### WHAT TO DO
Present the data from the line with "bar[interactable] [880,126,886,610]" to the line with "bar[interactable] [777,506,783,610]" as a Markdown table with the columns Row and Line. Number each row, and leave out any blank lines.

### PROVIDED ENTRIES
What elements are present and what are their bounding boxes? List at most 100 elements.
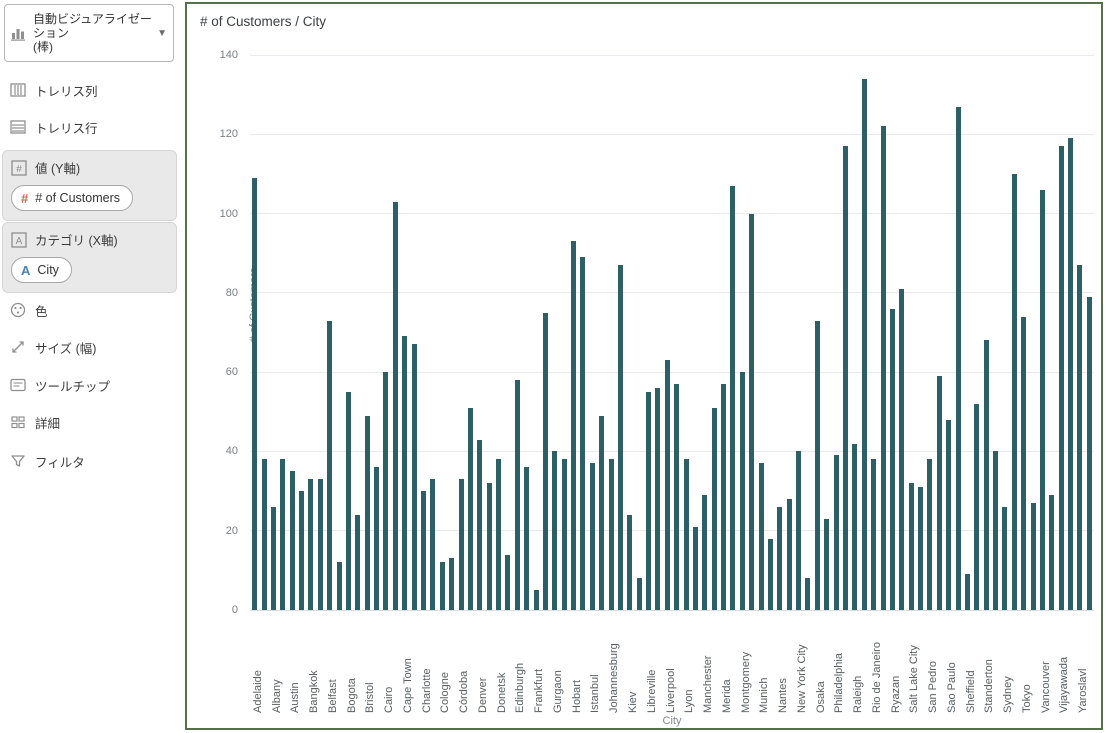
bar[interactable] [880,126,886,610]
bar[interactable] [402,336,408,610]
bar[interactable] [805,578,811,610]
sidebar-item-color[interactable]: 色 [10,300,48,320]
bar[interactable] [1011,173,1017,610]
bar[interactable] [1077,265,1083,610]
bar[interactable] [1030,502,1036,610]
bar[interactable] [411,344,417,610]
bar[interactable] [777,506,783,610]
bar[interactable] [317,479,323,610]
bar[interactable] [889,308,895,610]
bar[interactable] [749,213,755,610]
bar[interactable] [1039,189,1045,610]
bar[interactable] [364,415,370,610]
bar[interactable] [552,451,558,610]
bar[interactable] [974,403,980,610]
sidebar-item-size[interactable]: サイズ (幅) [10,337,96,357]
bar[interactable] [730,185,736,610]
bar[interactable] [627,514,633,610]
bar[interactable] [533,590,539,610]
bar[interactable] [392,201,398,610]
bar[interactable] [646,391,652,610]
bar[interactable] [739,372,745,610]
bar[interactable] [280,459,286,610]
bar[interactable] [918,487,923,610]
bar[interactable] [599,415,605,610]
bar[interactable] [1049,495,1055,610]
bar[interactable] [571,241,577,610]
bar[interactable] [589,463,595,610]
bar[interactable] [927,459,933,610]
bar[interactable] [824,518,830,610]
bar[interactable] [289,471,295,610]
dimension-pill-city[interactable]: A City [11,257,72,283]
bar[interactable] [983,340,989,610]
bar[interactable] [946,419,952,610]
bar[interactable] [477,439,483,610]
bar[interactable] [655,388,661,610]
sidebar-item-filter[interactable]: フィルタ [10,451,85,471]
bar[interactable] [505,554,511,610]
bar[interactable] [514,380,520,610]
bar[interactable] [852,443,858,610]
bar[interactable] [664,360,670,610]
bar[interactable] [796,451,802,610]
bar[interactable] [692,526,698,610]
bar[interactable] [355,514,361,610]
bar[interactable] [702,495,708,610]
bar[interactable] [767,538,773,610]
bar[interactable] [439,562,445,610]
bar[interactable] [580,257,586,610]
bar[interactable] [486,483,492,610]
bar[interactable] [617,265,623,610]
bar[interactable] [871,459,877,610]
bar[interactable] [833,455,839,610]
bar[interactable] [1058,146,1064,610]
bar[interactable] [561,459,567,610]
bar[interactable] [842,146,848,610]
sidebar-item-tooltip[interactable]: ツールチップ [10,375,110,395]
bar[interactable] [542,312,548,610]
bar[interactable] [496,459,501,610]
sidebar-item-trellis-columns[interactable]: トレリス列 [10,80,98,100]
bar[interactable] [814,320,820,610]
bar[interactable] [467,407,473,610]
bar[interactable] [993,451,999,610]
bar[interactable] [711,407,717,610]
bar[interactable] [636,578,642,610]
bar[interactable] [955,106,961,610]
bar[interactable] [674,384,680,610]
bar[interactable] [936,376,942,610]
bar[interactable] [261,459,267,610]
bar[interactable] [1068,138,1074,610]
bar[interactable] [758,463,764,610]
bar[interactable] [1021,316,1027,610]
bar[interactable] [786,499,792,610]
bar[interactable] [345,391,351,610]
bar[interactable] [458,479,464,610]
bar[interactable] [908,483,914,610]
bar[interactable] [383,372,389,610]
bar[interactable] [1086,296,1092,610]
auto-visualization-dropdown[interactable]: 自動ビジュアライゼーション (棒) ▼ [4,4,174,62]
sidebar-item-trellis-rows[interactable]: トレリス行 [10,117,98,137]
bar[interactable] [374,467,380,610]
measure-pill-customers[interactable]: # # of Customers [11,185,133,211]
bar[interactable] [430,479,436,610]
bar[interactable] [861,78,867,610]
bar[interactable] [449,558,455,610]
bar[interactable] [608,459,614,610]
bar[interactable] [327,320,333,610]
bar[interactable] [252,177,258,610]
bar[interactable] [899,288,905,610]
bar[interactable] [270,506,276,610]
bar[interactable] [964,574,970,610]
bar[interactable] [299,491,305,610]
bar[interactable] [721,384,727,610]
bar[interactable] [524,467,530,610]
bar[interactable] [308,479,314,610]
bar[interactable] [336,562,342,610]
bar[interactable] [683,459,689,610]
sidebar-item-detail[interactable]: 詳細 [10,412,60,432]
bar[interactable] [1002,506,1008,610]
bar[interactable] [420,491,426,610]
==
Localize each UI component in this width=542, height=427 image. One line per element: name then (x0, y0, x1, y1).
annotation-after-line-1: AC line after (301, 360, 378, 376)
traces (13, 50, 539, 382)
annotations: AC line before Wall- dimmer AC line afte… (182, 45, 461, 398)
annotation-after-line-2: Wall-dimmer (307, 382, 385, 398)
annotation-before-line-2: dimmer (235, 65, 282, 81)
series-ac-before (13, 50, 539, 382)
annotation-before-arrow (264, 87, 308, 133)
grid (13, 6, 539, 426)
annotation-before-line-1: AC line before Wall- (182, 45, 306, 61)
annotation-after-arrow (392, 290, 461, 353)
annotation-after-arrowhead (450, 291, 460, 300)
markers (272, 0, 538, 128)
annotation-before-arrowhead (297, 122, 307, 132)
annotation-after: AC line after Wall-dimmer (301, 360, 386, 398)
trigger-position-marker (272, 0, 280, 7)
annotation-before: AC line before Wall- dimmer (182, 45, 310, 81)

### ANSWER
| Row | Line |
|---|---|
| 1 | bar[interactable] [880,126,886,610] |
| 2 | bar[interactable] [402,336,408,610] |
| 3 | bar[interactable] [805,578,811,610] |
| 4 | sidebar-item-color[interactable]: 色 [10,300,48,320] |
| 5 | bar[interactable] [1011,173,1017,610] |
| 6 | bar[interactable] [1077,265,1083,610] |
| 7 | bar[interactable] [1030,502,1036,610] |
| 8 | bar[interactable] [411,344,417,610] |
| 9 | bar[interactable] [777,506,783,610] |